> _REQUEST_
Tally the lines in the data that follows that include the word "Marković", and report nothing but the total.
◆ ◆ ◆ ◆
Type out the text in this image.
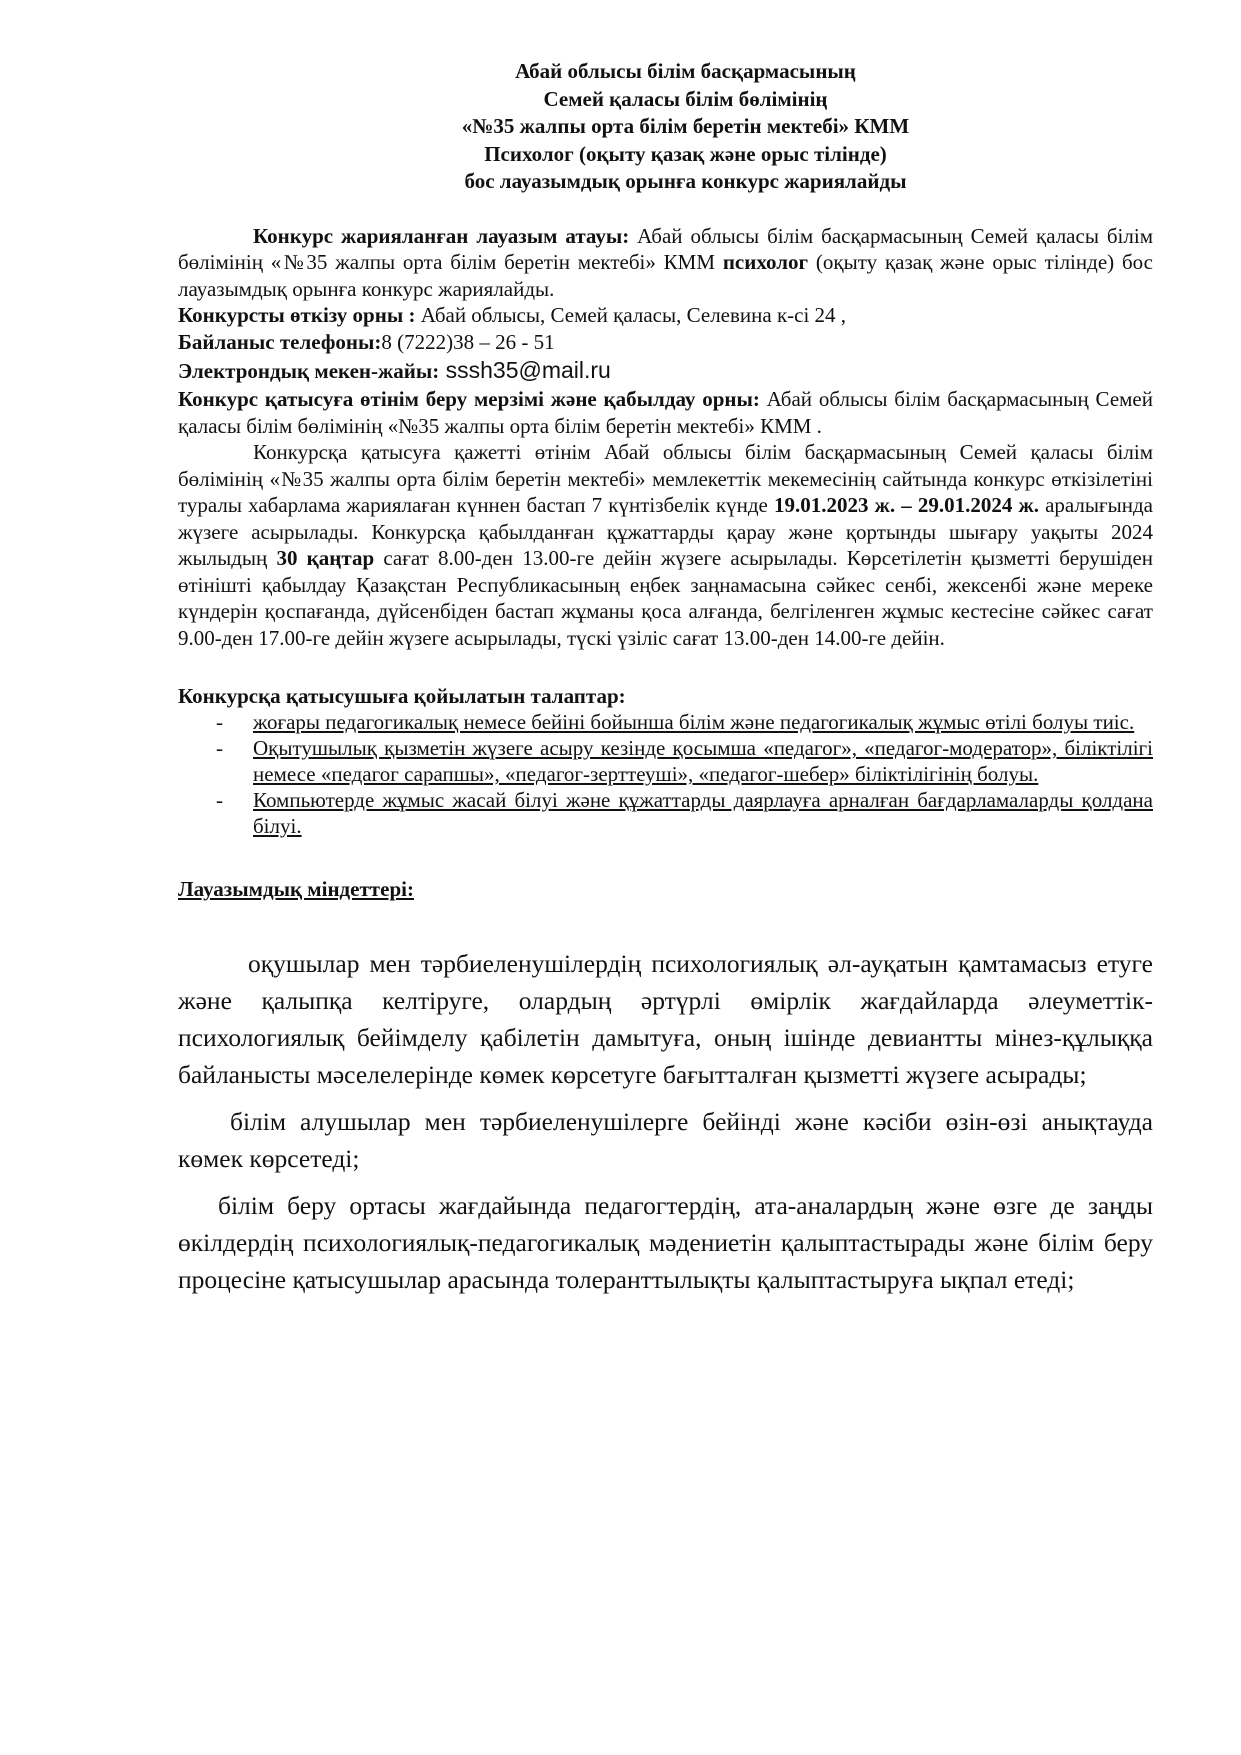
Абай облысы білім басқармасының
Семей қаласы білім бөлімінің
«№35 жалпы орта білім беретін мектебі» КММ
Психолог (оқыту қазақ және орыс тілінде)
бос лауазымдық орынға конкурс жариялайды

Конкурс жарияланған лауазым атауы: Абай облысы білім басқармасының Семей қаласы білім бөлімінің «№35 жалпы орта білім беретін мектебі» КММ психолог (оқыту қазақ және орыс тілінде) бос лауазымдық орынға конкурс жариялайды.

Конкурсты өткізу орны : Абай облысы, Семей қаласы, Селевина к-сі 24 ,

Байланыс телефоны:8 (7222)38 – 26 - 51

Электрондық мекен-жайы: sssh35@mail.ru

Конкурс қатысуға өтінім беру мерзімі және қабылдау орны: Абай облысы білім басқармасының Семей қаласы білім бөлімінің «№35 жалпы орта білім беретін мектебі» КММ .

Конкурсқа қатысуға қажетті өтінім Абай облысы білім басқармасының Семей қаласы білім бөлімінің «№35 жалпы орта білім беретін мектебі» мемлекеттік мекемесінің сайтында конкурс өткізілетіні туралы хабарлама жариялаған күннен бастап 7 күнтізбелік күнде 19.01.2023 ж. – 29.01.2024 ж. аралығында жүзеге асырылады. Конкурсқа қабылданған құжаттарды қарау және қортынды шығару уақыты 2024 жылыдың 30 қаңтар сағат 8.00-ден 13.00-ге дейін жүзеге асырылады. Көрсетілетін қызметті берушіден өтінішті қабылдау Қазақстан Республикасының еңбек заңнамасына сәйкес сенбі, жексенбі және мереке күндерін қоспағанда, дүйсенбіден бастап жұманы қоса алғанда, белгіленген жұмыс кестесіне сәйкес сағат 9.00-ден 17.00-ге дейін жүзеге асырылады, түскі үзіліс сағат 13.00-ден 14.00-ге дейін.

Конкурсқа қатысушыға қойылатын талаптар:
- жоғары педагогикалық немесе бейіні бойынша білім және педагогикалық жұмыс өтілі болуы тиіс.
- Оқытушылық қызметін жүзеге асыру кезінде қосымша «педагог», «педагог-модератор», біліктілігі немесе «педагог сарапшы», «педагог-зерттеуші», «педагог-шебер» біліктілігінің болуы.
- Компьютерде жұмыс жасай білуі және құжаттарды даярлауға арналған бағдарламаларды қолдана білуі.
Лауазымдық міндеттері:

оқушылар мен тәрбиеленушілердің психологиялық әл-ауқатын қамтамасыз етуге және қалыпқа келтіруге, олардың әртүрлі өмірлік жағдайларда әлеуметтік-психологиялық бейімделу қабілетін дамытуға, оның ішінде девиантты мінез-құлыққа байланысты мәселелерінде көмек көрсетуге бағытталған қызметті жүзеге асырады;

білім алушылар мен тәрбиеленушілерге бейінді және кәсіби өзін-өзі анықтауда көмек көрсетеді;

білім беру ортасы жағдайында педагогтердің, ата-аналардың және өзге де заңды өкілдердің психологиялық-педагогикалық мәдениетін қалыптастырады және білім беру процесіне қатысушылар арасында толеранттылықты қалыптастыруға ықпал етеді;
◆ ◆ ◆ ◆
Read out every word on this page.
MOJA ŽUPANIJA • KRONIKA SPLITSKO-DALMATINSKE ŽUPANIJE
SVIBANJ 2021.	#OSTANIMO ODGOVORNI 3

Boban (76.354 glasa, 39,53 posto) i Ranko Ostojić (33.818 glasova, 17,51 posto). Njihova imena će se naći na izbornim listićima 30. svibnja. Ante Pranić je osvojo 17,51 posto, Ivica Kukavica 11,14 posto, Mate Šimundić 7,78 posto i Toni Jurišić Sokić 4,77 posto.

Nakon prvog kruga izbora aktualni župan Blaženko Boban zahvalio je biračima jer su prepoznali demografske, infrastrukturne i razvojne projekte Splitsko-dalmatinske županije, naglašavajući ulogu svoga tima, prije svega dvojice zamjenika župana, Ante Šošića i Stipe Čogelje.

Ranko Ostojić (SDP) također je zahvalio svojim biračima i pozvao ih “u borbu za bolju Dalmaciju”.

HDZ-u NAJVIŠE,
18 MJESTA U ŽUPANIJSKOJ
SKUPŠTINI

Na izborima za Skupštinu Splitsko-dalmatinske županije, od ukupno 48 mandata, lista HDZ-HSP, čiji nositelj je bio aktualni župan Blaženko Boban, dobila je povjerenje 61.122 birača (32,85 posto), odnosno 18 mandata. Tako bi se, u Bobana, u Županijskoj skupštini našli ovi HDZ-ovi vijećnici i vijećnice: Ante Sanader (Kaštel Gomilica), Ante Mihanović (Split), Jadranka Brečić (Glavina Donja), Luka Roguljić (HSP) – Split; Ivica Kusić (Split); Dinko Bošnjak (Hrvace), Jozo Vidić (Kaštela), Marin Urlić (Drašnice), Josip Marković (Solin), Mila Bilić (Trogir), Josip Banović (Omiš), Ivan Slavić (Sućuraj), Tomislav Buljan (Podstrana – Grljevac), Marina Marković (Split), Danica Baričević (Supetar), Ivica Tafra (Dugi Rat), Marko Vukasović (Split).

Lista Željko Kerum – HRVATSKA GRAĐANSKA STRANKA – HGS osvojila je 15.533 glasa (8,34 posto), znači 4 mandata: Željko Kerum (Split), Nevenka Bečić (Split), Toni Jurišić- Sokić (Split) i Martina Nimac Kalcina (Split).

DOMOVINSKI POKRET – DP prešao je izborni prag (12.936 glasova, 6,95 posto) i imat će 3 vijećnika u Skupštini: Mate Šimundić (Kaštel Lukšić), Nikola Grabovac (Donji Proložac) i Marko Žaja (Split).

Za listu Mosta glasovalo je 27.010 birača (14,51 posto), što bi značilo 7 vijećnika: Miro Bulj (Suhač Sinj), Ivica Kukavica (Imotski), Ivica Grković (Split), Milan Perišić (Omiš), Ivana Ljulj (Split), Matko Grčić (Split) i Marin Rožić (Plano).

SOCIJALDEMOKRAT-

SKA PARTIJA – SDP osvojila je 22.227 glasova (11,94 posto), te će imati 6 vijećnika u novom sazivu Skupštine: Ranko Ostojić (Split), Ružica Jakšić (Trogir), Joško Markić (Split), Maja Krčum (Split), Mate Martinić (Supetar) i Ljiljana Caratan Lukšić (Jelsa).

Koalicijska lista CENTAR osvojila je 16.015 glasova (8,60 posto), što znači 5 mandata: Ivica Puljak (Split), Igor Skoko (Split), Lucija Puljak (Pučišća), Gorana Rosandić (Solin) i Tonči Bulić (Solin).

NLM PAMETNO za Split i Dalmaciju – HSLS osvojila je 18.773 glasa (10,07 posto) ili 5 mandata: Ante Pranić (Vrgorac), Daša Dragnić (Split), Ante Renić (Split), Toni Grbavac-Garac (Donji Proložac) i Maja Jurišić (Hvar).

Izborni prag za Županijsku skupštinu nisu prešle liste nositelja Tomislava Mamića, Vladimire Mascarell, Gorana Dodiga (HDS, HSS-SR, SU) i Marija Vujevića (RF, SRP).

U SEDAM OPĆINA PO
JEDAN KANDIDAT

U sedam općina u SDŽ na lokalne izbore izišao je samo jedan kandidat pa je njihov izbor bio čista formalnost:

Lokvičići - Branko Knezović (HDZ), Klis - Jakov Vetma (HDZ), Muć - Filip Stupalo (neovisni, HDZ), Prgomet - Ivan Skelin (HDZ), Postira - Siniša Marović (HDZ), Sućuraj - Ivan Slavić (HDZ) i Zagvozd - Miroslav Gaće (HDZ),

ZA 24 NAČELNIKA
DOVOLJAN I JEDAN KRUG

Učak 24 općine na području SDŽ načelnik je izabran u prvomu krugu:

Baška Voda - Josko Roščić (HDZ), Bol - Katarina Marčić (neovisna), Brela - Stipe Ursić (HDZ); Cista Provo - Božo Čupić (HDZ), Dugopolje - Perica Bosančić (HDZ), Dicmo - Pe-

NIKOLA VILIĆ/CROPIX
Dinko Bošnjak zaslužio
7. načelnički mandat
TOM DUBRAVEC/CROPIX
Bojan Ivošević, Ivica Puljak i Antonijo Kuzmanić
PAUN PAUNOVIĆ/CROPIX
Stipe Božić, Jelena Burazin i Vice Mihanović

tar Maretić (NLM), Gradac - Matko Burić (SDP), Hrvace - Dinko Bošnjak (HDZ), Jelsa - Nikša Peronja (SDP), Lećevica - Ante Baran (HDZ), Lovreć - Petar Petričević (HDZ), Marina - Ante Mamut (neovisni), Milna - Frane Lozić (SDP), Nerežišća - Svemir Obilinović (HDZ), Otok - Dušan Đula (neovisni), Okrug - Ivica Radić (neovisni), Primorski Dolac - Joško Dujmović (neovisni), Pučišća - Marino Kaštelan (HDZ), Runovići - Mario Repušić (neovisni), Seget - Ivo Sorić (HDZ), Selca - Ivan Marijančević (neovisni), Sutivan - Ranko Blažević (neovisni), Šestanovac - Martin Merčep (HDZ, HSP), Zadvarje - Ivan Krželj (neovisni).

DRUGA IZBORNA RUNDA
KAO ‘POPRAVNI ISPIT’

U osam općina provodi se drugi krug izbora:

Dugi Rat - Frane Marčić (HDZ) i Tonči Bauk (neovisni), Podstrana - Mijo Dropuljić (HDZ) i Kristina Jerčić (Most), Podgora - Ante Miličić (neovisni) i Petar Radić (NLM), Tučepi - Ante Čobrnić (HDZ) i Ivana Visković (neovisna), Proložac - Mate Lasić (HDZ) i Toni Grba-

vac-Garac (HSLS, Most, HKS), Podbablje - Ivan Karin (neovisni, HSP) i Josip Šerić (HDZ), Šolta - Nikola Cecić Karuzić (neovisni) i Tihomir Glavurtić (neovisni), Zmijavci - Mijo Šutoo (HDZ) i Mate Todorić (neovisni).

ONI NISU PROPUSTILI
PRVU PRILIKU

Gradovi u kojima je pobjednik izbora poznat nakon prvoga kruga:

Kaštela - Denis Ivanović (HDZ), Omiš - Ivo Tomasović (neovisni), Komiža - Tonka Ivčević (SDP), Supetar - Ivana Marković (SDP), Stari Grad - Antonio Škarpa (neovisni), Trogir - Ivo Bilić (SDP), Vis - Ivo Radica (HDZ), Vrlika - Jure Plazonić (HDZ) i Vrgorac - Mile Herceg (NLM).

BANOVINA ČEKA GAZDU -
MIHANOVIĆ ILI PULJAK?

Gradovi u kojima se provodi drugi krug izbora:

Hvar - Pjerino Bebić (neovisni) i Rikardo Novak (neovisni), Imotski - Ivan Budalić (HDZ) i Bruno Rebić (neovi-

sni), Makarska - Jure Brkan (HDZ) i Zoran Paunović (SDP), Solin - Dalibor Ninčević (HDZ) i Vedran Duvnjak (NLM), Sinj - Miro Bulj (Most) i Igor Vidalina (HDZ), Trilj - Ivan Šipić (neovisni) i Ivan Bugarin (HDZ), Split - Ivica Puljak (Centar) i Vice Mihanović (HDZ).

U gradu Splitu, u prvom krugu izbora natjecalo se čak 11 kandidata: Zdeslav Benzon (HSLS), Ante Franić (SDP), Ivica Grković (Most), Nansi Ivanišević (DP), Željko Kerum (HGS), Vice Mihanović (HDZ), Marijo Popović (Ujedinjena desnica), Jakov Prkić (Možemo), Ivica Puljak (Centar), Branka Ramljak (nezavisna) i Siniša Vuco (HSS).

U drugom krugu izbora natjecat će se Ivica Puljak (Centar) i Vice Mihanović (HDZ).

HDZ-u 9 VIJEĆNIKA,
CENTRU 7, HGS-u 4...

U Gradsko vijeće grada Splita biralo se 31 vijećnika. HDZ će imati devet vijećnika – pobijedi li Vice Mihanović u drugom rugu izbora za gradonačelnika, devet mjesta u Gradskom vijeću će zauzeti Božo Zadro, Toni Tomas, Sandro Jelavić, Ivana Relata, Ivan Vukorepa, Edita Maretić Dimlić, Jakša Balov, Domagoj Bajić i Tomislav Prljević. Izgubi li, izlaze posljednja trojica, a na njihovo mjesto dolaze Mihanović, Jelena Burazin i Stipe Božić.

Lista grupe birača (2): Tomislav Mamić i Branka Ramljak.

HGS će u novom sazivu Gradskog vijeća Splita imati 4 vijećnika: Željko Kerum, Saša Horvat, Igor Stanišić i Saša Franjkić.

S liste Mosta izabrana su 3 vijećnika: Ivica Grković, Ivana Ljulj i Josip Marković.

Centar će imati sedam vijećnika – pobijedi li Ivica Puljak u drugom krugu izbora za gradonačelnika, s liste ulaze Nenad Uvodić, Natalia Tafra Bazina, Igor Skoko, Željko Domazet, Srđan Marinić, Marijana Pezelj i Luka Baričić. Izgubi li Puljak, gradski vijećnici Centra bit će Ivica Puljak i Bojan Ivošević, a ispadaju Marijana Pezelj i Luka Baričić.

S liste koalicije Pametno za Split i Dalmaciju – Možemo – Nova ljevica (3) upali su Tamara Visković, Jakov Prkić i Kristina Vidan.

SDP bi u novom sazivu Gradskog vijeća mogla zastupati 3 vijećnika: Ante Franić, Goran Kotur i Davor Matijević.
◆ ◆ ◆ ◆
> _COMPLETED EXERCISE_
3